**Work to complete**
Below is a block of records. Copy every line in it that contains the word "FUNGHI".

• • • • •

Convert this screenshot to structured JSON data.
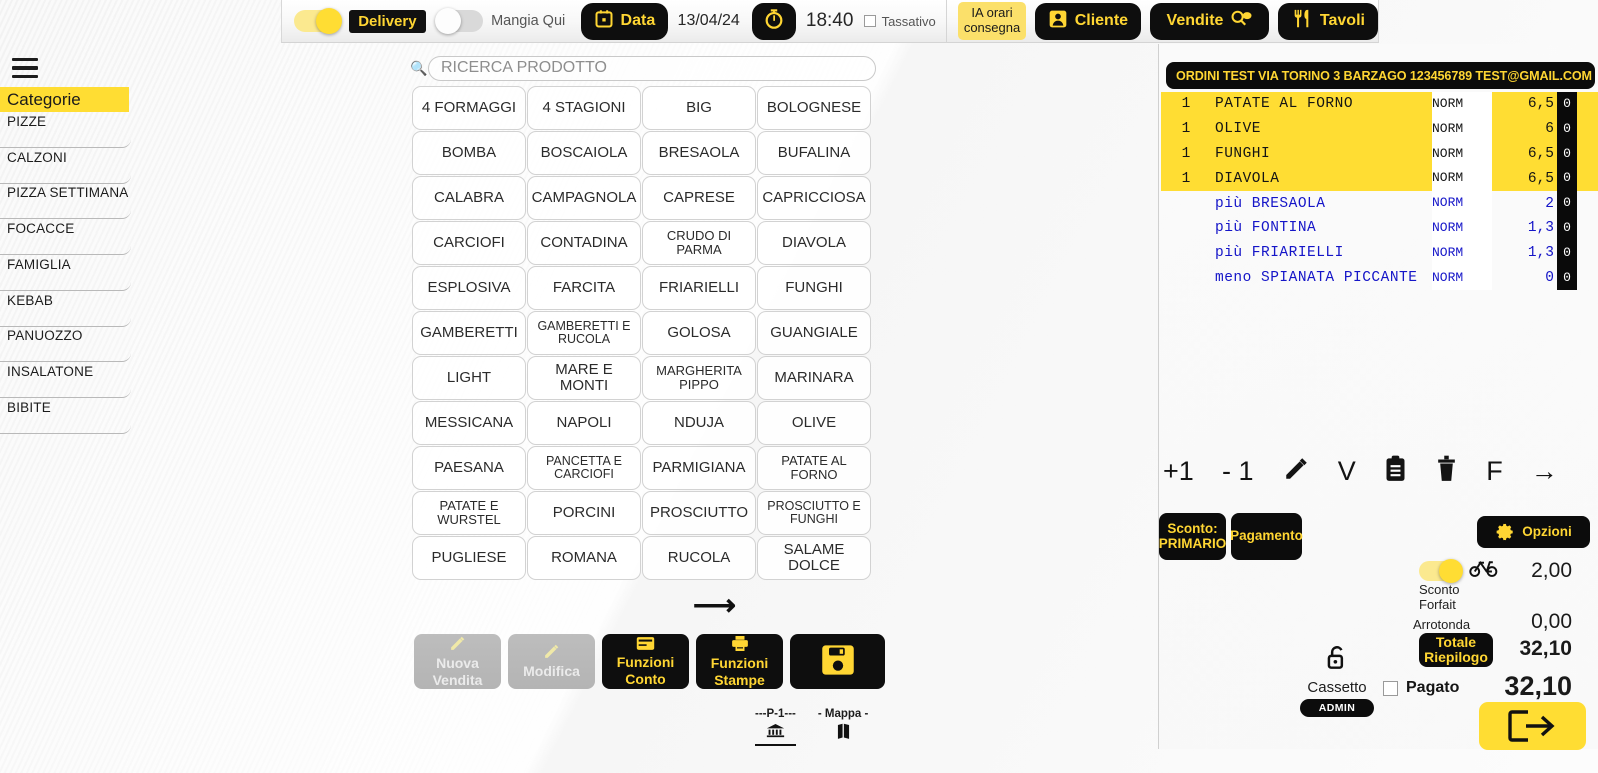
{
  "topbar": {
    "delivery_toggle": {
      "label": "Delivery",
      "state": "on"
    },
    "mangia_qui_toggle": {
      "label": "Mangia Qui",
      "state": "off"
    },
    "data_button": {
      "label": "Data",
      "icon": "calendar-icon"
    },
    "date_value": "13/04/24",
    "time_button": {
      "icon": "timer-icon"
    },
    "time_value": "18:40",
    "tassativo": {
      "label": "Tassativo",
      "checked": false
    },
    "ia_button": {
      "line1": "IA orari",
      "line2": "consegna"
    },
    "cliente_button": {
      "label": "Cliente",
      "icon": "person-icon"
    },
    "vendite_button": {
      "label": "Vendite",
      "icon": "search-icon"
    },
    "tavoli_button": {
      "label": "Tavoli",
      "icon": "cutlery-icon"
    }
  },
  "sidebar": {
    "header": "Categorie",
    "items": [
      {
        "label": "PIZZE"
      },
      {
        "label": "CALZONI"
      },
      {
        "label": "PIZZA SETTIMANA"
      },
      {
        "label": "FOCACCE"
      },
      {
        "label": "FAMIGLIA"
      },
      {
        "label": "KEBAB"
      },
      {
        "label": "PANUOZZO"
      },
      {
        "label": "INSALATONE"
      },
      {
        "label": "BIBITE"
      }
    ]
  },
  "search": {
    "placeholder": "RICERCA PRODOTTO",
    "value": ""
  },
  "products": [
    {
      "label": "4 FORMAGGI"
    },
    {
      "label": "4 STAGIONI"
    },
    {
      "label": "BIG"
    },
    {
      "label": "BOLOGNESE"
    },
    {
      "label": "BOMBA"
    },
    {
      "label": "BOSCAIOLA"
    },
    {
      "label": "BRESAOLA"
    },
    {
      "label": "BUFALINA"
    },
    {
      "label": "CALABRA"
    },
    {
      "label": "CAMPAGNOLA"
    },
    {
      "label": "CAPRESE"
    },
    {
      "label": "CAPRICCIOSA"
    },
    {
      "label": "CARCIOFI"
    },
    {
      "label": "CONTADINA"
    },
    {
      "label": "CRUDO DI PARMA"
    },
    {
      "label": "DIAVOLA"
    },
    {
      "label": "ESPLOSIVA"
    },
    {
      "label": "FARCITA"
    },
    {
      "label": "FRIARIELLI"
    },
    {
      "label": "FUNGHI"
    },
    {
      "label": "GAMBERETTI"
    },
    {
      "label": "GAMBERETTI E RUCOLA"
    },
    {
      "label": "GOLOSA"
    },
    {
      "label": "GUANGIALE"
    },
    {
      "label": "LIGHT"
    },
    {
      "label": "MARE E MONTI"
    },
    {
      "label": "MARGHERITA PIPPO"
    },
    {
      "label": "MARINARA"
    },
    {
      "label": "MESSICANA"
    },
    {
      "label": "NAPOLI"
    },
    {
      "label": "NDUJA"
    },
    {
      "label": "OLIVE"
    },
    {
      "label": "PAESANA"
    },
    {
      "label": "PANCETTA E CARCIOFI"
    },
    {
      "label": "PARMIGIANA"
    },
    {
      "label": "PATATE AL FORNO"
    },
    {
      "label": "PATATE E WURSTEL"
    },
    {
      "label": "PORCINI"
    },
    {
      "label": "PROSCIUTTO"
    },
    {
      "label": "PROSCIUTTO E FUNGHI"
    },
    {
      "label": "PUGLIESE"
    },
    {
      "label": "ROMANA"
    },
    {
      "label": "RUCOLA"
    },
    {
      "label": "SALAME DOLCE"
    }
  ],
  "grid_next_icon": "arrow-right-icon",
  "bottom_toolbar": [
    {
      "line1": "Nuova",
      "line2": "Vendita",
      "icon": "pencil-icon",
      "state": "disabled"
    },
    {
      "line1": "Modifica",
      "line2": "",
      "icon": "pencil-icon",
      "state": "disabled"
    },
    {
      "line1": "Funzioni",
      "line2": "Conto",
      "icon": "card-icon",
      "state": "active"
    },
    {
      "line1": "Funzioni",
      "line2": "Stampe",
      "icon": "printer-icon",
      "state": "active"
    },
    {
      "line1": "",
      "line2": "",
      "icon": "save-icon",
      "state": "active"
    }
  ],
  "footer_marks": [
    {
      "label": "---P-1---",
      "icon": "bank-icon"
    },
    {
      "label": "- Mappa -",
      "icon": "map-icon"
    }
  ],
  "order": {
    "header": "ORDINI TEST VIA TORINO 3 BARZAGO 123456789 TEST@GMAIL.COM",
    "lines": [
      {
        "type": "main",
        "qty": "1",
        "name": "PATATE AL FORNO",
        "mode": "NORM",
        "price": "6,5",
        "scroll": "0"
      },
      {
        "type": "main",
        "qty": "1",
        "name": "OLIVE",
        "mode": "NORM",
        "price": "6",
        "scroll": "0"
      },
      {
        "type": "main",
        "qty": "1",
        "name": "FUNGHI",
        "mode": "NORM",
        "price": "6,5",
        "scroll": "0"
      },
      {
        "type": "main",
        "qty": "1",
        "name": "DIAVOLA",
        "mode": "NORM",
        "price": "6,5",
        "scroll": "0"
      },
      {
        "type": "var",
        "qty": "",
        "name": "più BRESAOLA",
        "mode": "NORM",
        "price": "2",
        "scroll": "0"
      },
      {
        "type": "var",
        "qty": "",
        "name": "più FONTINA",
        "mode": "NORM",
        "price": "1,3",
        "scroll": "0"
      },
      {
        "type": "var",
        "qty": "",
        "name": "più FRIARIELLI",
        "mode": "NORM",
        "price": "1,3",
        "scroll": "0"
      },
      {
        "type": "var",
        "qty": "",
        "name": "meno SPIANATA PICCANTE",
        "mode": "NORM",
        "price": "0",
        "scroll": "0"
      }
    ]
  },
  "actions": [
    {
      "label": "+1",
      "name": "increment"
    },
    {
      "label": "- 1",
      "name": "decrement"
    },
    {
      "label": "",
      "name": "edit",
      "icon": "pencil-icon"
    },
    {
      "label": "V",
      "name": "variant"
    },
    {
      "label": "",
      "name": "notes",
      "icon": "clipboard-icon"
    },
    {
      "label": "",
      "name": "delete",
      "icon": "trash-icon"
    },
    {
      "label": "F",
      "name": "function"
    },
    {
      "label": "→",
      "name": "forward"
    }
  ],
  "right_controls": {
    "sconto_button": {
      "line1": "Sconto:",
      "line2": "PRIMARIO"
    },
    "pagamento_button": {
      "label": "Pagamento"
    },
    "opzioni_button": {
      "label": "Opzioni",
      "icon": "gear-icon"
    },
    "totale_riepilogo_button": {
      "line1": "Totale",
      "line2": "Riepilogo"
    },
    "delivery_fee_toggle": {
      "state": "on",
      "icon": "bicycle-icon"
    },
    "delivery_fee_amount": "2,00",
    "sconto_forfait_label": "Sconto\nForfait",
    "arrotonda_label": "Arrotonda",
    "arrotonda_amount": "0,00",
    "totale_amount": "32,10",
    "pagato_amount": "32,10",
    "pagato_checkbox": {
      "label": "Pagato",
      "checked": false
    },
    "cassetto": {
      "label": "Cassetto",
      "badge": "ADMIN",
      "icon": "unlock-icon"
    },
    "exit_button": {
      "icon": "exit-icon"
    }
  },
  "colors": {
    "accent_yellow": "#ffdd33",
    "pale_yellow": "#fbe06a",
    "black": "#0c0c0c",
    "variant_blue": "#1515c8"
  }
}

• • • • •

**Written response**
      "label": "FUNGHI"
      "label": "PROSCIUTTO E FUNGHI"
        "name": "FUNGHI",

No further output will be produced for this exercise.